--- start Material ---

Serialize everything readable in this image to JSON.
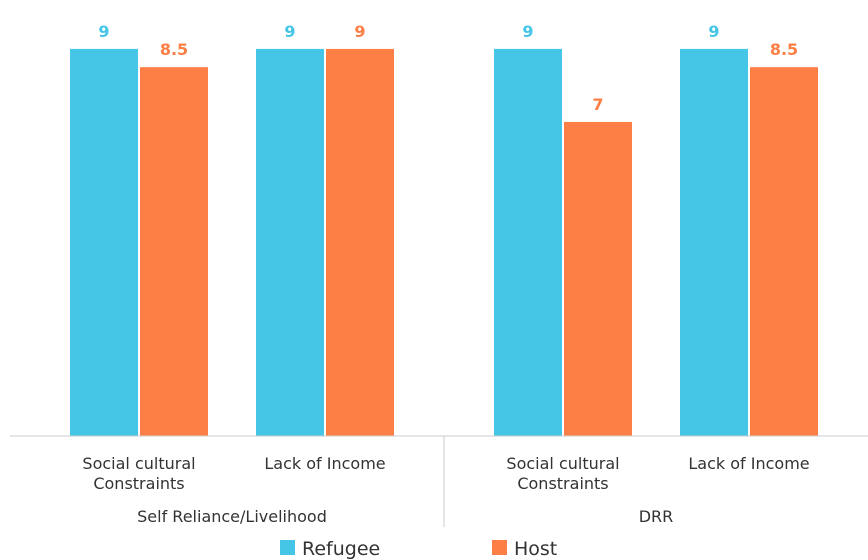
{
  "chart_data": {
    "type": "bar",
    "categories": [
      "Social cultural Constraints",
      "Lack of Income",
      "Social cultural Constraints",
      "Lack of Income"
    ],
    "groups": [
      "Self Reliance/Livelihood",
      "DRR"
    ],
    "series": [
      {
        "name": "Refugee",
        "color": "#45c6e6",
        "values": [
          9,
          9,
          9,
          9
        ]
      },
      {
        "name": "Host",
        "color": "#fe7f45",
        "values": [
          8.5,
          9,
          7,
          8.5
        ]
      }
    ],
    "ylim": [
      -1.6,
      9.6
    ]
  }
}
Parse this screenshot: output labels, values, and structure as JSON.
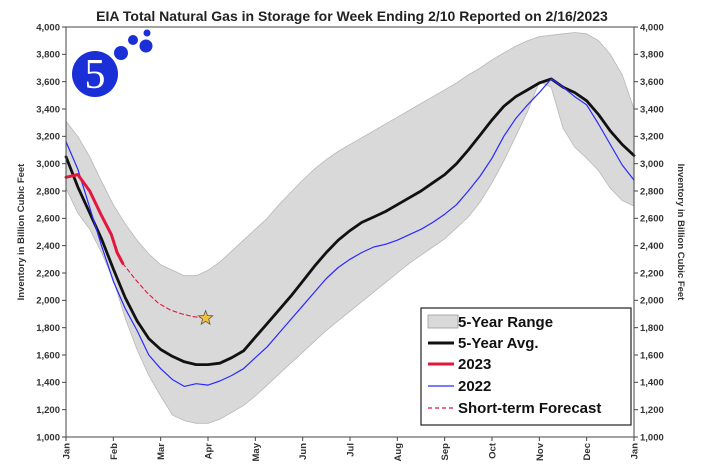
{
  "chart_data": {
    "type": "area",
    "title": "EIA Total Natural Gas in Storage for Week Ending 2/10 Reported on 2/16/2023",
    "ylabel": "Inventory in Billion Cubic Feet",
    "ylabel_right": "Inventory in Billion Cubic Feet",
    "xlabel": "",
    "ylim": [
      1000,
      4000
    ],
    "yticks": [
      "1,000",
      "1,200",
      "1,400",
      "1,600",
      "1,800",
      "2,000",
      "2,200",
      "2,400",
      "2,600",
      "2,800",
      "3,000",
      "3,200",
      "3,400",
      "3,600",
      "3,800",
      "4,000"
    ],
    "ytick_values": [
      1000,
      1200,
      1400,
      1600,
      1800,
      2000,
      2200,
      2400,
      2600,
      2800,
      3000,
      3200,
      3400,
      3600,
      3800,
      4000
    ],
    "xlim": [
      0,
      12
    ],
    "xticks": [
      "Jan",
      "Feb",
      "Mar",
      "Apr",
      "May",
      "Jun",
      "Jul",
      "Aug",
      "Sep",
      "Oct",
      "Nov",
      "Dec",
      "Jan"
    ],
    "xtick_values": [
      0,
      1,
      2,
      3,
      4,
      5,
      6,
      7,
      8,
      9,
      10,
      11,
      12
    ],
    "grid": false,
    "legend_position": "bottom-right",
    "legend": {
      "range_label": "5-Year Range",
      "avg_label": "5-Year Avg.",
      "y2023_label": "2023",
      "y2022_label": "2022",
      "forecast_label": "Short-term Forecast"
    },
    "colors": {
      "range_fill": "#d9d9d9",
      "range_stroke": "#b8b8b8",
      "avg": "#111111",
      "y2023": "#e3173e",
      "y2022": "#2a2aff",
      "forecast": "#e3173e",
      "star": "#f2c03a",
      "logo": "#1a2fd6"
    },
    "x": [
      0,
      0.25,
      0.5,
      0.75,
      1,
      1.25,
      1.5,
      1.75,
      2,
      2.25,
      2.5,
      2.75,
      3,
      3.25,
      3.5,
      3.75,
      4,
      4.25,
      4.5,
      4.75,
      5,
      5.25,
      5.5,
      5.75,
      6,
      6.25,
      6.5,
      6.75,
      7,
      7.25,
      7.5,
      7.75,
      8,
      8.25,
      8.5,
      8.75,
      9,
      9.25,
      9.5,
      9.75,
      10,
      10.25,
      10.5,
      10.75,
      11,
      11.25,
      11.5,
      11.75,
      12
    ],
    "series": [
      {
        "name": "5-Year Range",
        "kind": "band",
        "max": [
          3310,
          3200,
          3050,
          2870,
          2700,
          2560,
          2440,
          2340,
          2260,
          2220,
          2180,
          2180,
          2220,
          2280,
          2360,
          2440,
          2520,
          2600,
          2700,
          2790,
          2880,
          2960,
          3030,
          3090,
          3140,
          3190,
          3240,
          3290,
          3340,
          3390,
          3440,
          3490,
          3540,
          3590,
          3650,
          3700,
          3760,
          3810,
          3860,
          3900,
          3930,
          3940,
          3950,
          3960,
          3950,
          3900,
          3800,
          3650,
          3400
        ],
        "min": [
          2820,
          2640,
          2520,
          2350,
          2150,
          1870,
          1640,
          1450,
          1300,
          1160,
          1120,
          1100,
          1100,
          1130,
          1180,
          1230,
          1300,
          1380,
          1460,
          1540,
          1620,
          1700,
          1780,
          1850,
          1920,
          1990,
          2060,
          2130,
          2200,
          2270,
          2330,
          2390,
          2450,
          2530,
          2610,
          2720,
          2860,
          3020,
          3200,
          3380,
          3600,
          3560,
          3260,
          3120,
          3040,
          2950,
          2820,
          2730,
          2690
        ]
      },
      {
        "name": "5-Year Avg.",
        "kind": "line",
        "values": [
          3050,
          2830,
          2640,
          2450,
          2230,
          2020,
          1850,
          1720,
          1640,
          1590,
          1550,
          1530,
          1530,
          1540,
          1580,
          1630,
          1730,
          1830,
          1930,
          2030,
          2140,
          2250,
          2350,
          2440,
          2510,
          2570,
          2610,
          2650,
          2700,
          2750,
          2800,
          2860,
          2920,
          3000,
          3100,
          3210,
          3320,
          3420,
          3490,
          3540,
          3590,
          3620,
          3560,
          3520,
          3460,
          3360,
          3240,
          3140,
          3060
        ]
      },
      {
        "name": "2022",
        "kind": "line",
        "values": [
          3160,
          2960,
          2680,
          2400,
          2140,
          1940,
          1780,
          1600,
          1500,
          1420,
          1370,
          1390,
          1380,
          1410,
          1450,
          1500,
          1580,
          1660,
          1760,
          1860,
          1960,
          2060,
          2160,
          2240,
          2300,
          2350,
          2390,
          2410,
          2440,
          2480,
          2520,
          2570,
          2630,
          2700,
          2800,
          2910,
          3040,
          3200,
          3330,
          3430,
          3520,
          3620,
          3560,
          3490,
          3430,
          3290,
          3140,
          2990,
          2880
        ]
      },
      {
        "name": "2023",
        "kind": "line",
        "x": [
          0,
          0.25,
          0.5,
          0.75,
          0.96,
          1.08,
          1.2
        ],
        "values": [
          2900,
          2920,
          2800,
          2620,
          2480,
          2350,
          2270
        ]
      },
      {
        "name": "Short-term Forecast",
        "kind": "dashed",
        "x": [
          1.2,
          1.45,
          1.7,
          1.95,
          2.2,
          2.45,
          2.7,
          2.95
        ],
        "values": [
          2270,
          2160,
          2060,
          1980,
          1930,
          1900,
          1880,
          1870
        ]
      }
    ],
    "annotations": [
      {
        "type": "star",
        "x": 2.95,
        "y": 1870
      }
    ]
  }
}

--- end Material ---

Task objective: Pictures in the records should not appear in your copy, but everything else must be transcribed exactly.

Complete answer:
Serialize everything readable in this image to JSON.
{
  "chart_data": {
    "type": "bar",
    "categories": [
      "Social cultural Constraints",
      "Lack of Income",
      "Social cultural Constraints",
      "Lack of Income"
    ],
    "groups": [
      "Self Reliance/Livelihood",
      "DRR"
    ],
    "series": [
      {
        "name": "Refugee",
        "color": "#45c6e6",
        "values": [
          9,
          9,
          9,
          9
        ]
      },
      {
        "name": "Host",
        "color": "#fe7f45",
        "values": [
          8.5,
          9,
          7,
          8.5
        ]
      }
    ],
    "ylim": [
      -1.6,
      9.6
    ]
  }
}
Parse this screenshot: output labels, values, and structure as JSON.
{
  "chart_data": {
    "type": "area",
    "title": "EIA Total Natural Gas in Storage for Week Ending 2/10 Reported on 2/16/2023",
    "ylabel": "Inventory in Billion Cubic Feet",
    "ylabel_right": "Inventory in Billion Cubic Feet",
    "xlabel": "",
    "ylim": [
      1000,
      4000
    ],
    "yticks": [
      "1,000",
      "1,200",
      "1,400",
      "1,600",
      "1,800",
      "2,000",
      "2,200",
      "2,400",
      "2,600",
      "2,800",
      "3,000",
      "3,200",
      "3,400",
      "3,600",
      "3,800",
      "4,000"
    ],
    "ytick_values": [
      1000,
      1200,
      1400,
      1600,
      1800,
      2000,
      2200,
      2400,
      2600,
      2800,
      3000,
      3200,
      3400,
      3600,
      3800,
      4000
    ],
    "xlim": [
      0,
      12
    ],
    "xticks": [
      "Jan",
      "Feb",
      "Mar",
      "Apr",
      "May",
      "Jun",
      "Jul",
      "Aug",
      "Sep",
      "Oct",
      "Nov",
      "Dec",
      "Jan"
    ],
    "xtick_values": [
      0,
      1,
      2,
      3,
      4,
      5,
      6,
      7,
      8,
      9,
      10,
      11,
      12
    ],
    "grid": false,
    "legend_position": "bottom-right",
    "legend": {
      "range_label": "5-Year Range",
      "avg_label": "5-Year Avg.",
      "y2023_label": "2023",
      "y2022_label": "2022",
      "forecast_label": "Short-term Forecast"
    },
    "colors": {
      "range_fill": "#d9d9d9",
      "range_stroke": "#b8b8b8",
      "avg": "#111111",
      "y2023": "#e3173e",
      "y2022": "#2a2aff",
      "forecast": "#e3173e",
      "star": "#f2c03a",
      "logo": "#1a2fd6"
    },
    "x": [
      0,
      0.25,
      0.5,
      0.75,
      1,
      1.25,
      1.5,
      1.75,
      2,
      2.25,
      2.5,
      2.75,
      3,
      3.25,
      3.5,
      3.75,
      4,
      4.25,
      4.5,
      4.75,
      5,
      5.25,
      5.5,
      5.75,
      6,
      6.25,
      6.5,
      6.75,
      7,
      7.25,
      7.5,
      7.75,
      8,
      8.25,
      8.5,
      8.75,
      9,
      9.25,
      9.5,
      9.75,
      10,
      10.25,
      10.5,
      10.75,
      11,
      11.25,
      11.5,
      11.75,
      12
    ],
    "series": [
      {
        "name": "5-Year Range",
        "kind": "band",
        "max": [
          3310,
          3200,
          3050,
          2870,
          2700,
          2560,
          2440,
          2340,
          2260,
          2220,
          2180,
          2180,
          2220,
          2280,
          2360,
          2440,
          2520,
          2600,
          2700,
          2790,
          2880,
          2960,
          3030,
          3090,
          3140,
          3190,
          3240,
          3290,
          3340,
          3390,
          3440,
          3490,
          3540,
          3590,
          3650,
          3700,
          3760,
          3810,
          3860,
          3900,
          3930,
          3940,
          3950,
          3960,
          3950,
          3900,
          3800,
          3650,
          3400
        ],
        "min": [
          2820,
          2640,
          2520,
          2350,
          2150,
          1870,
          1640,
          1450,
          1300,
          1160,
          1120,
          1100,
          1100,
          1130,
          1180,
          1230,
          1300,
          1380,
          1460,
          1540,
          1620,
          1700,
          1780,
          1850,
          1920,
          1990,
          2060,
          2130,
          2200,
          2270,
          2330,
          2390,
          2450,
          2530,
          2610,
          2720,
          2860,
          3020,
          3200,
          3380,
          3600,
          3560,
          3260,
          3120,
          3040,
          2950,
          2820,
          2730,
          2690
        ]
      },
      {
        "name": "5-Year Avg.",
        "kind": "line",
        "values": [
          3050,
          2830,
          2640,
          2450,
          2230,
          2020,
          1850,
          1720,
          1640,
          1590,
          1550,
          1530,
          1530,
          1540,
          1580,
          1630,
          1730,
          1830,
          1930,
          2030,
          2140,
          2250,
          2350,
          2440,
          2510,
          2570,
          2610,
          2650,
          2700,
          2750,
          2800,
          2860,
          2920,
          3000,
          3100,
          3210,
          3320,
          3420,
          3490,
          3540,
          3590,
          3620,
          3560,
          3520,
          3460,
          3360,
          3240,
          3140,
          3060
        ]
      },
      {
        "name": "2022",
        "kind": "line",
        "values": [
          3160,
          2960,
          2680,
          2400,
          2140,
          1940,
          1780,
          1600,
          1500,
          1420,
          1370,
          1390,
          1380,
          1410,
          1450,
          1500,
          1580,
          1660,
          1760,
          1860,
          1960,
          2060,
          2160,
          2240,
          2300,
          2350,
          2390,
          2410,
          2440,
          2480,
          2520,
          2570,
          2630,
          2700,
          2800,
          2910,
          3040,
          3200,
          3330,
          3430,
          3520,
          3620,
          3560,
          3490,
          3430,
          3290,
          3140,
          2990,
          2880
        ]
      },
      {
        "name": "2023",
        "kind": "line",
        "x": [
          0,
          0.25,
          0.5,
          0.75,
          0.96,
          1.08,
          1.2
        ],
        "values": [
          2900,
          2920,
          2800,
          2620,
          2480,
          2350,
          2270
        ]
      },
      {
        "name": "Short-term Forecast",
        "kind": "dashed",
        "x": [
          1.2,
          1.45,
          1.7,
          1.95,
          2.2,
          2.45,
          2.7,
          2.95
        ],
        "values": [
          2270,
          2160,
          2060,
          1980,
          1930,
          1900,
          1880,
          1870
        ]
      }
    ],
    "annotations": [
      {
        "type": "star",
        "x": 2.95,
        "y": 1870
      }
    ]
  }
}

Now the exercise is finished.